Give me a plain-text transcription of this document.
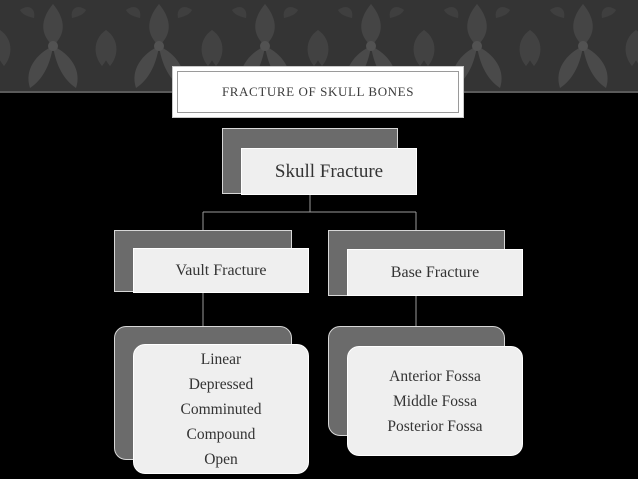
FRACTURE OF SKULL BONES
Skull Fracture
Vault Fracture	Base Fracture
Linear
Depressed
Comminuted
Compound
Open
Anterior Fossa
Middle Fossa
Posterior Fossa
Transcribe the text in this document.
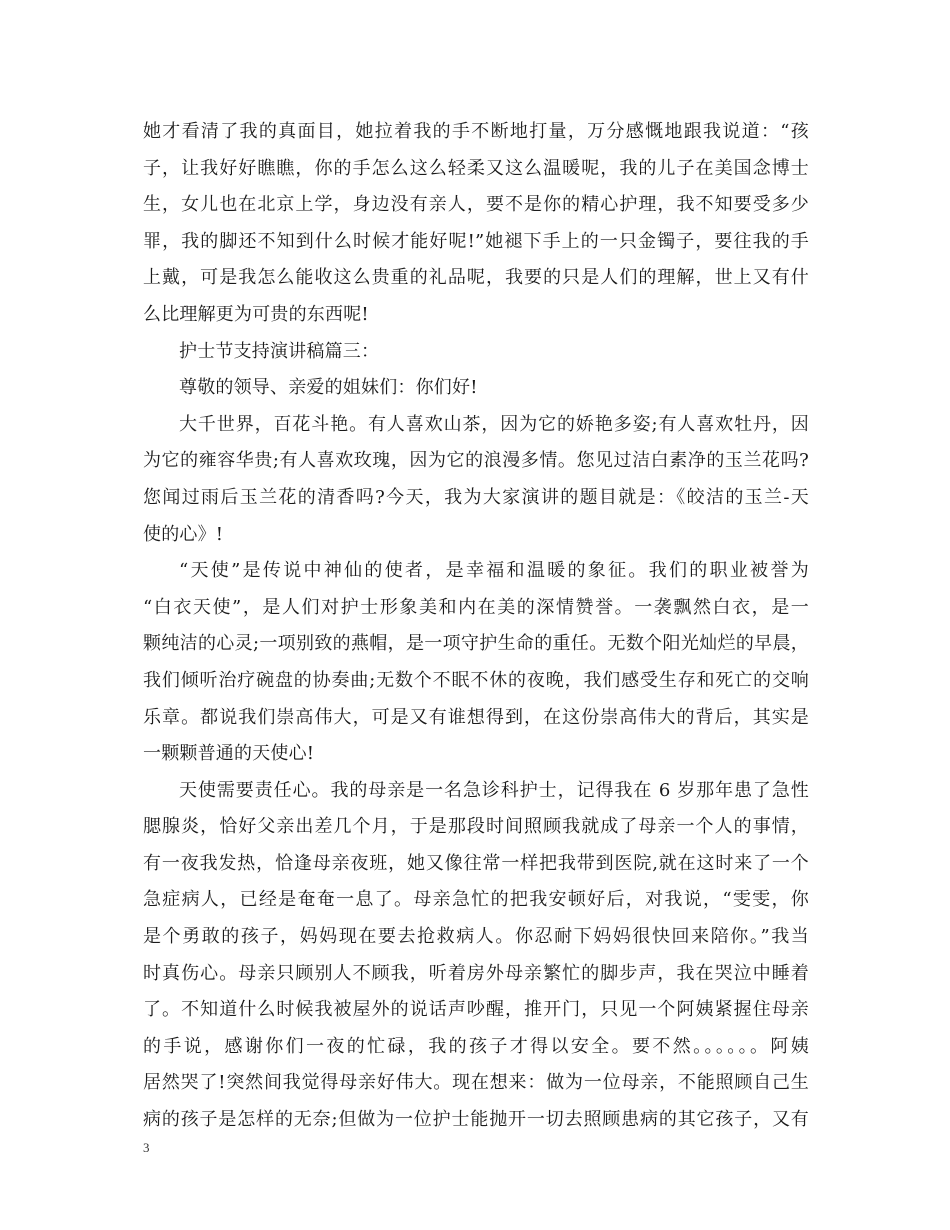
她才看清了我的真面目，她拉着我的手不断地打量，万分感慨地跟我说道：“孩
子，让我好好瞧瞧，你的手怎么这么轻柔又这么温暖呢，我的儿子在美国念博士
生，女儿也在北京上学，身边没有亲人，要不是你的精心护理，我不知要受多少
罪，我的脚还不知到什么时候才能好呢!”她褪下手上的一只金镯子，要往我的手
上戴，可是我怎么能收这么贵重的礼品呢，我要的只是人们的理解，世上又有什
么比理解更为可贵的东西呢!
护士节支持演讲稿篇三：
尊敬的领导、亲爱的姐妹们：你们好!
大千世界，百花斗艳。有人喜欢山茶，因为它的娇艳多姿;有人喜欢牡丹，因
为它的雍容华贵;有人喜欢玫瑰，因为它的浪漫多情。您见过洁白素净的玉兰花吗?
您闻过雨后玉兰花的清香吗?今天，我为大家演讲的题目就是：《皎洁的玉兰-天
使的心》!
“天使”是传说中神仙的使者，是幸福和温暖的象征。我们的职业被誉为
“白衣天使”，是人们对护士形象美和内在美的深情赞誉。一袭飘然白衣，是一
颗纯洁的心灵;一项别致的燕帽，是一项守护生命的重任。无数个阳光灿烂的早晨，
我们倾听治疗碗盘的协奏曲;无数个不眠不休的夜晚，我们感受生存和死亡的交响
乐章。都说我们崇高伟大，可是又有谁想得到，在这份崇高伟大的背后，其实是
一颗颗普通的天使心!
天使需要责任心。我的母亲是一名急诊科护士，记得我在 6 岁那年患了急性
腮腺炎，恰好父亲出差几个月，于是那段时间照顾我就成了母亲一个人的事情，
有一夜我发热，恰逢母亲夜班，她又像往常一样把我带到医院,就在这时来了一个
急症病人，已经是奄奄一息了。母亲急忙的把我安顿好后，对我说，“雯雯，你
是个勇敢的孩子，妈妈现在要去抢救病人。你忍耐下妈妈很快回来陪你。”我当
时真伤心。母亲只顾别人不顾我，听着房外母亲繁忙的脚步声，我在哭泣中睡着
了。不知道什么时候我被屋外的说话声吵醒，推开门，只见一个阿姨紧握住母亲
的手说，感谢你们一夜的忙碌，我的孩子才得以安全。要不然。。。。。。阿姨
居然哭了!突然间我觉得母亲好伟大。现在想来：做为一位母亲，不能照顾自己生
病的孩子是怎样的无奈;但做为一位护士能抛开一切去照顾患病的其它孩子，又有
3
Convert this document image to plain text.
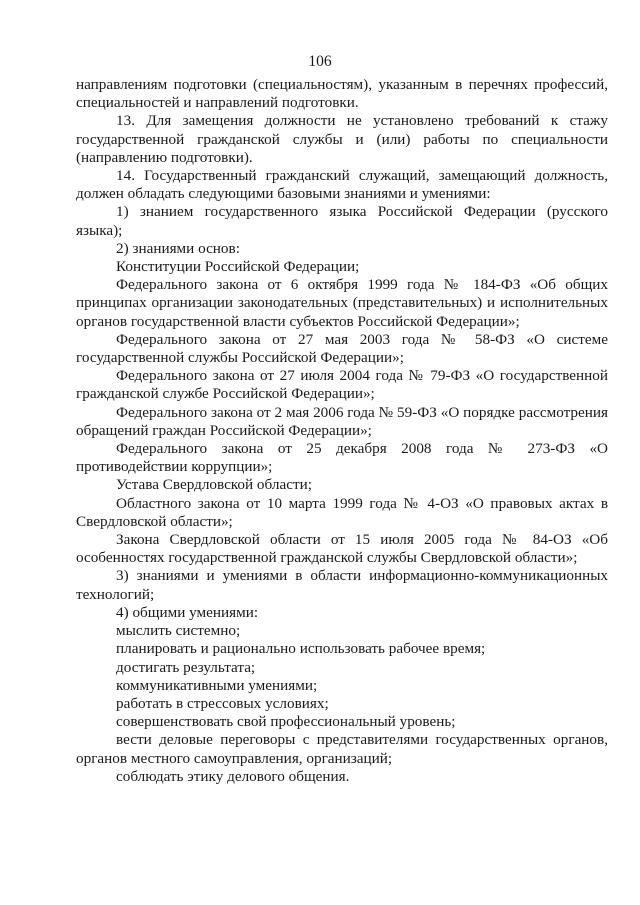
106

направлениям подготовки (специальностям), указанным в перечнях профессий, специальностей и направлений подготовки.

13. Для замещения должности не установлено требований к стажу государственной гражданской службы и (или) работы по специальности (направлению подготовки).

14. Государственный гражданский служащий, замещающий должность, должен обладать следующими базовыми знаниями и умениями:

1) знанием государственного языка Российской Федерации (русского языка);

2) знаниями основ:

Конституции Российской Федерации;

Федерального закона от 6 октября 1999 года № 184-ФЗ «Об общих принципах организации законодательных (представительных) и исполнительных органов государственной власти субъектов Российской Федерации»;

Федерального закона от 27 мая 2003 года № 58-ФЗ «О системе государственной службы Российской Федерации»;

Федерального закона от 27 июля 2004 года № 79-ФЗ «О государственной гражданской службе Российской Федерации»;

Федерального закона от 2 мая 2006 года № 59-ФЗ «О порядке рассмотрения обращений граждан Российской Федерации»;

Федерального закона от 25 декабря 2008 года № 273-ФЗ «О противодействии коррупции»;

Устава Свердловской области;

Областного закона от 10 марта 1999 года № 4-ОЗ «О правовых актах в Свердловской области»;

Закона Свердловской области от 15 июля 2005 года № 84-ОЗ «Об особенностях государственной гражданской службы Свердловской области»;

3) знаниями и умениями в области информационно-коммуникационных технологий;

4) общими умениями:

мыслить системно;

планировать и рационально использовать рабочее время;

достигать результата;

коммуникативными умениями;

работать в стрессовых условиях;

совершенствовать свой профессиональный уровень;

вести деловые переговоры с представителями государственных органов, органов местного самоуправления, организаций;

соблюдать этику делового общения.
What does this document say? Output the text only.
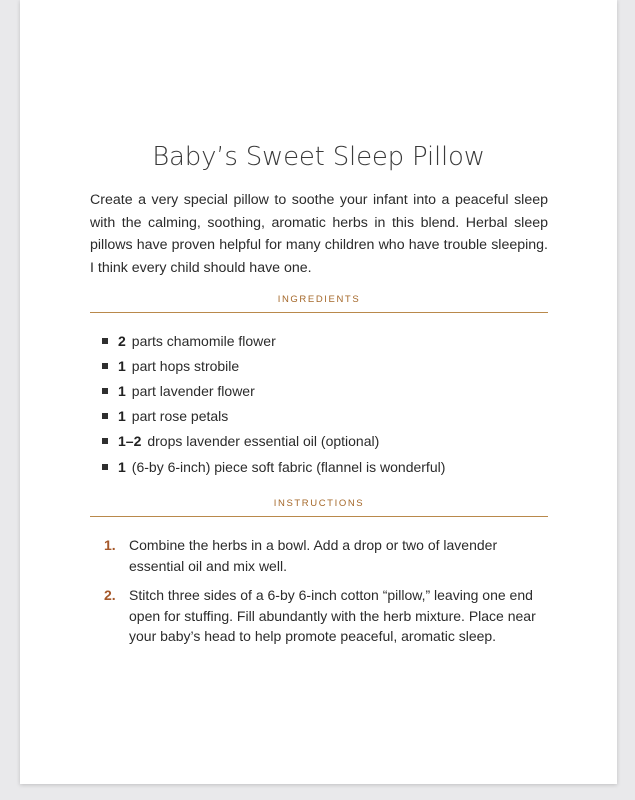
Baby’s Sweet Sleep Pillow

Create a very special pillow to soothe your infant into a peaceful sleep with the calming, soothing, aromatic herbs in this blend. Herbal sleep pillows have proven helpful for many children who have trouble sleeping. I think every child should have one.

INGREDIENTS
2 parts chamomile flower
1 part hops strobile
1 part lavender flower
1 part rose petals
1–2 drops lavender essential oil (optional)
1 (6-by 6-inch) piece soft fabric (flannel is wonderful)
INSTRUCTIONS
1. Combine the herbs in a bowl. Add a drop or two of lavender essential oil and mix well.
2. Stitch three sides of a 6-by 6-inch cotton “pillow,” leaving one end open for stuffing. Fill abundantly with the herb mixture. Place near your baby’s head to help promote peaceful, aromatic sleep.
━━━━━━━━━━
▶ _Aim of the task_: Give solely the number of lines in the data that contain the string "подготовки".

▶ _Result_: 2